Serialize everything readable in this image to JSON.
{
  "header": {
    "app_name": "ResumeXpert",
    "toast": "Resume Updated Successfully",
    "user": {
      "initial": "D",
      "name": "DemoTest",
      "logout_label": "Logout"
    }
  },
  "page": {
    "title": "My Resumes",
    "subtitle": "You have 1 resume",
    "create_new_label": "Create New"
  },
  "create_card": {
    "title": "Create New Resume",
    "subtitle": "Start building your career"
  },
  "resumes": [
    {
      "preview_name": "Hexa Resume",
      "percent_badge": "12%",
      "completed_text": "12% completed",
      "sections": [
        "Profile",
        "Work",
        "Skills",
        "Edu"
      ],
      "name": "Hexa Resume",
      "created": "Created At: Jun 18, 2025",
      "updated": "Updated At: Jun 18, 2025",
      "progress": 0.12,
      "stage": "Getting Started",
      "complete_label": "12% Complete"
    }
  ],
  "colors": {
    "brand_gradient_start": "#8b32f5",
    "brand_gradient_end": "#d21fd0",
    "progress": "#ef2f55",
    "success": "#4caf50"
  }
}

§ EXERCISE INSTRUCTIONS
Take the entries above and copy them out exactly.

§ TASK RESULT
Serialize everything readable in this image to JSON.
{
  "header": {
    "app_name": "ResumeXpert",
    "toast": "Resume Updated Successfully",
    "user": {
      "initial": "D",
      "name": "DemoTest",
      "logout_label": "Logout"
    }
  },
  "page": {
    "title": "My Resumes",
    "subtitle": "You have 1 resume",
    "create_new_label": "Create New"
  },
  "create_card": {
    "title": "Create New Resume",
    "subtitle": "Start building your career"
  },
  "resumes": [
    {
      "preview_name": "Hexa Resume",
      "percent_badge": "12%",
      "completed_text": "12% completed",
      "sections": [
        "Profile",
        "Work",
        "Skills",
        "Edu"
      ],
      "name": "Hexa Resume",
      "created": "Created At: Jun 18, 2025",
      "updated": "Updated At: Jun 18, 2025",
      "progress": 0.12,
      "stage": "Getting Started",
      "complete_label": "12% Complete"
    }
  ],
  "colors": {
    "brand_gradient_start": "#8b32f5",
    "brand_gradient_end": "#d21fd0",
    "progress": "#ef2f55",
    "success": "#4caf50"
  }
}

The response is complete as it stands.